▸ Exercise task
Give the records back in full, exactly as they read.

▸ Material for this task
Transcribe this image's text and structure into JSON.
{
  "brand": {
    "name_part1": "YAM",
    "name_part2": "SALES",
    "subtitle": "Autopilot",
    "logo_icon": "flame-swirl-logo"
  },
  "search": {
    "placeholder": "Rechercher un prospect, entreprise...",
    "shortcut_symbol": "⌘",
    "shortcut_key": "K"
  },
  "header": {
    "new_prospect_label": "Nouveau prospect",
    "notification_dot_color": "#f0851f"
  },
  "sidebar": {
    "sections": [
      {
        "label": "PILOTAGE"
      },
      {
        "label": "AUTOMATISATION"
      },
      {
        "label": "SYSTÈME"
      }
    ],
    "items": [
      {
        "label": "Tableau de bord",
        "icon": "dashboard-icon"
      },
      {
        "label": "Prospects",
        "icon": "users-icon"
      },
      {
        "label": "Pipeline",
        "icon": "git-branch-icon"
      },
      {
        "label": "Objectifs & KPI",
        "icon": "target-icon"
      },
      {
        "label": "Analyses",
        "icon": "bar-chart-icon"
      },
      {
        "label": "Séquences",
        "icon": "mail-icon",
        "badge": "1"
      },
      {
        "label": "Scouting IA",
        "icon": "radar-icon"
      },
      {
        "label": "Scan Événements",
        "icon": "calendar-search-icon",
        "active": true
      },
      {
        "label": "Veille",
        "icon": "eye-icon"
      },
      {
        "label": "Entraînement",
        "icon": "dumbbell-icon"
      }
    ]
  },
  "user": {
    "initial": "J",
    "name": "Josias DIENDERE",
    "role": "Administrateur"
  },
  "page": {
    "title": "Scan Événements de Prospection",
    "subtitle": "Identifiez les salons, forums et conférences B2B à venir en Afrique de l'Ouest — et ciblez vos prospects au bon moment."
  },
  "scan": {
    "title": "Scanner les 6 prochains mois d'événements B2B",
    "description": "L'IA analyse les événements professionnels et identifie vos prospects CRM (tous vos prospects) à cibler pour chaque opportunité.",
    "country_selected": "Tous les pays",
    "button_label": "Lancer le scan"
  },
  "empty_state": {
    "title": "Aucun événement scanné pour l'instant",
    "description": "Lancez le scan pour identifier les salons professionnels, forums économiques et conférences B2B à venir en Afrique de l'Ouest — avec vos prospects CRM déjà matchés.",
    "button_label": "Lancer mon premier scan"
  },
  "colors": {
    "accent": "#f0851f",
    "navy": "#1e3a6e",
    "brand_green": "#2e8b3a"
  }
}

▸ Output below
Transcribe this image's text and structure into JSON.
{
  "brand": {
    "name_part1": "YAM",
    "name_part2": "SALES",
    "subtitle": "Autopilot",
    "logo_icon": "flame-swirl-logo"
  },
  "search": {
    "placeholder": "Rechercher un prospect, entreprise...",
    "shortcut_symbol": "⌘",
    "shortcut_key": "K"
  },
  "header": {
    "new_prospect_label": "Nouveau prospect",
    "notification_dot_color": "#f0851f"
  },
  "sidebar": {
    "sections": [
      {
        "label": "PILOTAGE"
      },
      {
        "label": "AUTOMATISATION"
      },
      {
        "label": "SYSTÈME"
      }
    ],
    "items": [
      {
        "label": "Tableau de bord",
        "icon": "dashboard-icon"
      },
      {
        "label": "Prospects",
        "icon": "users-icon"
      },
      {
        "label": "Pipeline",
        "icon": "git-branch-icon"
      },
      {
        "label": "Objectifs & KPI",
        "icon": "target-icon"
      },
      {
        "label": "Analyses",
        "icon": "bar-chart-icon"
      },
      {
        "label": "Séquences",
        "icon": "mail-icon",
        "badge": "1"
      },
      {
        "label": "Scouting IA",
        "icon": "radar-icon"
      },
      {
        "label": "Scan Événements",
        "icon": "calendar-search-icon",
        "active": true
      },
      {
        "label": "Veille",
        "icon": "eye-icon"
      },
      {
        "label": "Entraînement",
        "icon": "dumbbell-icon"
      }
    ]
  },
  "user": {
    "initial": "J",
    "name": "Josias DIENDERE",
    "role": "Administrateur"
  },
  "page": {
    "title": "Scan Événements de Prospection",
    "subtitle": "Identifiez les salons, forums et conférences B2B à venir en Afrique de l'Ouest — et ciblez vos prospects au bon moment."
  },
  "scan": {
    "title": "Scanner les 6 prochains mois d'événements B2B",
    "description": "L'IA analyse les événements professionnels et identifie vos prospects CRM (tous vos prospects) à cibler pour chaque opportunité.",
    "country_selected": "Tous les pays",
    "button_label": "Lancer le scan"
  },
  "empty_state": {
    "title": "Aucun événement scanné pour l'instant",
    "description": "Lancez le scan pour identifier les salons professionnels, forums économiques et conférences B2B à venir en Afrique de l'Ouest — avec vos prospects CRM déjà matchés.",
    "button_label": "Lancer mon premier scan"
  },
  "colors": {
    "accent": "#f0851f",
    "navy": "#1e3a6e",
    "brand_green": "#2e8b3a"
  }
}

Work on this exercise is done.